Exercise input
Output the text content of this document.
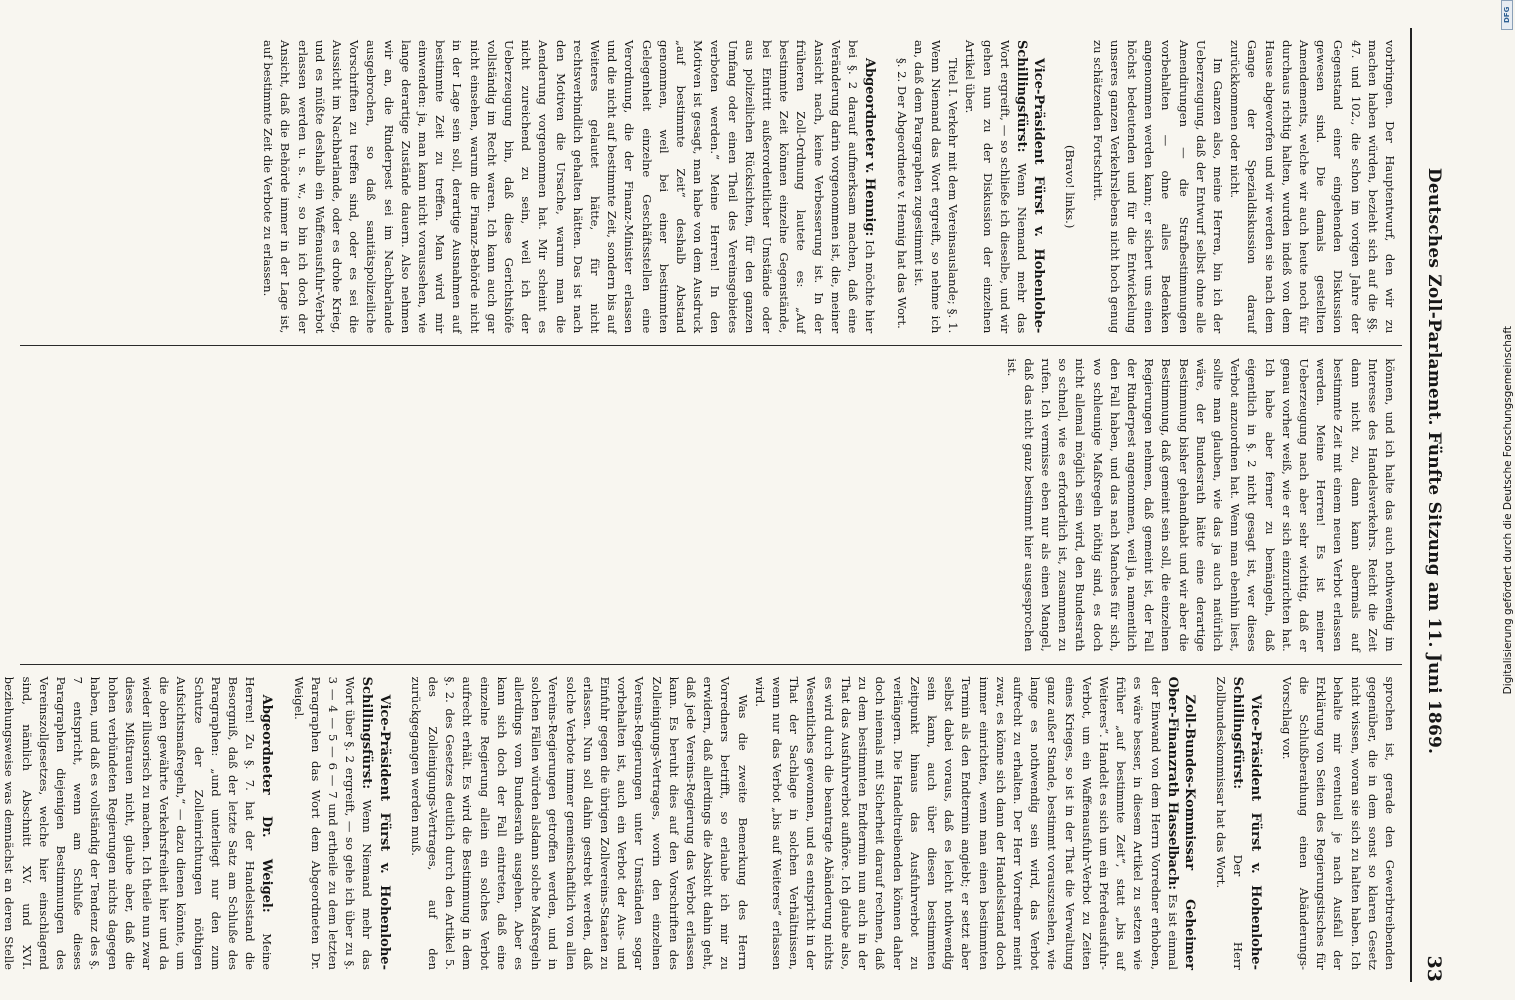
Deutsches Zoll-Parlament. Fünfte Sitzung am 11. Juni 1869.
33

vorbringen. Der Hauptentwurf, den wir zu machen haben würden, bezieht sich auf die §§. 47. und 102., die schon im vorigen Jahre der Gegenstand einer eingehenden Diskussion gewesen sind. Die damals gestellten Amendements, welche wir auch heute noch für durchaus richtig halten, wurden indeß von dem Hause abgeworfen und wir werden sie nach dem Gange der Spezialdiskussion darauf zurückkommen oder nicht.

Im Ganzen also, meine Herren, bin ich der Ueberzeugung, daß der Entwurf selbst ohne alle Amendirungen — die Strafbestimmungen vorbehalten — ohne alles Bedenken angenommen werden kann; er sichert uns einen höchst bedeutenden und für die Entwickelung unseres ganzen Verkehrslebens nicht hoch genug zu schätzenden Fortschritt.

(Bravo! links.)

Vice-Präsident Fürst v. Hohenlohe-Schillingsfürst: Wenn Niemand mehr das Wort ergreift, — so schließe ich dieselbe, und wir gehen nun zu der Diskussion der einzelnen Artikel über.

Titel I. Verkehr mit dem Vereinsauslande; §. 1. Wenn Niemand das Wort ergreift, so nehme ich an, daß dem Paragraphen zugestimmt ist.

§. 2. Der Abgeordnete v. Hennig hat das Wort.

Abgeordneter v. Hennig: Ich möchte hier bei §. 2 darauf aufmerksam machen, daß eine Veränderung darin vorgenommen ist, die, meiner Ansicht nach, keine Verbesserung ist. In der früheren Zoll-Ordnung lautete es: „Auf bestimmte Zeit können einzelne Gegenstände, bei Eintritt außerordentlicher Umstände oder aus polizeilichen Rücksichten, für den ganzen Umfang oder einen Theil des Vereinsgebietes verboten werden.“ Meine Herren! In den Motiven ist gesagt, man habe von dem Ausdruck „auf bestimmte Zeit“ deshalb Abstand genommen, weil bei einer bestimmten Gelegenheit einzelne Geschäftsstellen eine Verordnung, die der Finanz-Minister erlassen und die nicht auf bestimmte Zeit, sondern bis auf Weiteres gelautet hätte, für nicht rechtsverbindlich gehalten hätten. Das ist nach den Motiven die Ursache, warum man die Aenderung vorgenommen hat. Mir scheint es nicht zureichend zu sein, weil ich der Ueberzeugung bin, daß diese Gerichtshöfe vollständig im Recht waren. Ich kann auch gar nicht einsehen, warum die Finanz-Behörde nicht in der Lage sein soll, derartige Ausnahmen auf bestimmte Zeit zu treffen. Man wird mir einwenden: ja, man kann nicht voraussehen, wie lange derartige Zustände dauern. Also nehmen wir an, die Rinderpest sei im Nachbarlande ausgebrochen, so daß sanitätspolizeiliche Vorschriften zu treffen sind, oder es sei die Aussicht im Nachbarlande, oder es drohe Krieg, und es müßte deshalb ein Waffenausfuhr-Verbot erlassen werden u. s. w., so bin ich doch der Ansicht, daß die Behörde immer in der Lage ist, auf bestimmte Zeit die Verbote zu erlassen.

können, und ich halte das auch nothwendig im Interesse des Handelsverkehrs. Reicht die Zeit dann nicht zu, dann kann abermals auf bestimmte Zeit mit einem neuen Verbot erlassen werden. Meine Herren! Es ist meiner Ueberzeugung nach aber sehr wichtig, daß er genau vorher weiß, wie er sich einzurichten hat. Ich habe aber ferner zu bemängeln, daß eigentlich in §. 2 nicht gesagt ist, wer dieses Verbot anzuordnen hat. Wenn man ebenhin liest, sollte man glauben, wie das ja auch natürlich wäre, der Bundesrath hätte eine derartige Bestimmung bisher gehandhabt und wir aber die Bestimmung, daß gemeint sein soll, die einzelnen Regierungen nehmen, daß gemeint ist, der Fall der Rinderpest angenommen, weil ja, namentlich den Fall haben, und das nach Manches für sich, wo schleunige Maßregeln nöthig sind, es doch nicht allemal möglich sein wird, den Bundesrath so schnell, wie es erforderlich ist, zusammen zu rufen. Ich vermisse eben nur als einen Mangel, daß das nicht ganz bestimmt hier ausgesprochen ist.

sprochen ist, gerade den Gewerbtreibenden gegenüber, die in dem sonst so klaren Gesetz nicht wissen, woran sie sich zu halten haben. Ich behalte mir eventuell je nach Ausfall der Erklärung von Seiten des Regierungstisches für die Schlußberathung einen Abänderungs-Vorschlag vor.

Vice-Präsident Fürst v. Hohenlohe-Schillingsfürst: Der Herr Zollbundeskommissar hat das Wort.

Zoll-Bundes-Kommissar Geheimer Ober-Finanzrath Hasselbach: Es ist einmal der Einwand von dem Herrn Vorredner erhoben, es wäre besser, in diesem Artikel zu setzen wie früher „auf bestimmte Zeit“, statt „bis auf Weiteres“. Handelt es sich um ein Pferdeausfuhr-Verbot, um ein Waffenausfuhr-Verbot zu Zeiten eines Krieges, so ist in der That die Verwaltung ganz außer Stande, bestimmt vorauszusehen, wie lange es nothwendig sein wird, das Verbot aufrecht zu erhalten. Der Herr Vorredner meint zwar, es könne sich dann der Handelsstand doch immer einrichten, wenn man einen bestimmten Termin als den Endtermin angiebt; er setzt aber selbst dabei voraus, daß es leicht nothwendig sein kann, auch über diesen bestimmten Zeitpunkt hinaus das Ausfuhrverbot zu verlängern. Die Handeltreibenden können daher doch niemals mit Sicherheit darauf rechnen, daß zu dem bestimmten Endtermin nun auch in der That das Ausfuhrverbot aufhöre. Ich glaube also, es wird durch die beantragte Abänderung nichts Wesentliches gewonnen, und es entspricht in der That der Sachlage in solchen Verhältnissen, wenn nur das Verbot „bis auf Weiteres“ erlassen wird.

Was die zweite Bemerkung des Herrn Vorredners betrifft, so erlaube ich mir zu erwidern, daß allerdings die Absicht dahin geht, daß jede Vereins-Regierung das Verbot erlassen kann. Es beruht dies auf den Vorschriften des Zolleinigungs-Vertrages, worin den einzelnen Vereins-Regierungen unter Umständen sogar vorbehalten ist, auch ein Verbot der Aus- und Einfuhr gegen die übrigen Zollvereins-Staaten zu erlassen. Nun soll dahin gestrebt werden, daß solche Verbote immer gemeinschaftlich von allen Vereins-Regierungen getroffen werden, und in solchen Fällen würden alsdann solche Maßregeln allerdings vom Bundesrath ausgehen. Aber es kann sich doch der Fall eintreten, daß eine einzelne Regierung allein ein solches Verbot aufrecht erhält. Es wird die Bestimmung in dem §. 2. des Gesetzes deutlich durch den Artikel 5. des Zolleinigungs-Vertrages, auf den zurückgegangen werden muß.

Vice-Präsident Fürst v. Hohenlohe-Schillingsfürst: Wenn Niemand mehr das Wort über §. 2 ergreift, — so gehe ich über zu §. 3 — 4 — 5 — 6 — 7 und ertheile zu dem letzten Paragraphen das Wort dem Abgeordneten Dr. Weigel.

Abgeordneter Dr. Weigel: Meine Herren! Zu §. 7. hat der Handelsstand die Besorgniß, daß der letzte Satz am Schluße des Paragraphen: „und unterliegt nur den zum Schutze der Zolleinrichtungen nöthigen Aufsichtsmaßregeln,“ — dazu dienen könnte, um die oben gewährte Verkehrsfreiheit hier und da wieder illusorisch zu machen. Ich theile nun zwar dieses Mißtrauen nicht, glaube aber, daß die hohen verbündeten Regierungen nichts dagegen haben, und daß es vollständig der Tendenz des §. 7 entspricht, wenn am Schluße dieses Paragraphen diejenigen Bestimmungen des Vereinszollgesetzes, welche hier einschlagend sind, nämlich Abschnitt XV. und XVI. beziehungsweise was demnächst an deren Stelle

DFG
Digitalisierung gefördert durch die Deutsche Forschungsgemeinschaft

Problem to solve
Select all lines in the listing that include the word "zwar".

Reply
Zoll-Bundes-Kommissar Geheimer Ober-Finanzrath Hasselbach: Es ist einmal der Einwand von dem Herrn Vorredner erhoben, es wäre besser, in diesem Artikel zu setzen wie früher „auf bestimmte Zeit“, statt „bis auf Weiteres“. Handelt es sich um ein Pferdeausfuhr-Verbot, um ein Waffenausfuhr-Verbot zu Zeiten eines Krieges, so ist in der That die Verwaltung ganz außer Stande, bestimmt vorauszusehen, wie lange es nothwendig sein wird, das Verbot aufrecht zu erhalten. Der Herr Vorredner meint zwar, es könne sich dann der Handelsstand doch immer einrichten, wenn man einen bestimmten Termin als den Endtermin angiebt; er setzt aber selbst dabei voraus, daß es leicht nothwendig sein kann, auch über diesen bestimmten Zeitpunkt hinaus das Ausfuhrverbot zu verlängern. Die Handeltreibenden können daher doch niemals mit Sicherheit darauf rechnen, daß zu dem bestimmten Endtermin nun auch in der That das Ausfuhrverbot aufhöre. Ich glaube also, es wird durch die beantragte Abänderung nichts Wesentliches gewonnen, und es entspricht in der That der Sachlage in solchen Verhältnissen, wenn nur das Verbot „bis auf Weiteres“ erlassen wird.
Abgeordneter Dr. Weigel: Meine Herren! Zu §. 7. hat der Handelsstand die Besorgniß, daß der letzte Satz am Schluße des Paragraphen: „und unterliegt nur den zum Schutze der Zolleinrichtungen nöthigen Aufsichtsmaßregeln,“ — dazu dienen könnte, um die oben gewährte Verkehrsfreiheit hier und da wieder illusorisch zu machen. Ich theile nun zwar dieses Mißtrauen nicht, glaube aber, daß die hohen verbündeten Regierungen nichts dagegen haben, und daß es vollständig der Tendenz des §. 7 entspricht, wenn am Schluße dieses Paragraphen diejenigen Bestimmungen des Vereinszollgesetzes, welche hier einschlagend sind, nämlich Abschnitt XV. und XVI. beziehungsweise was demnächst an deren Stelle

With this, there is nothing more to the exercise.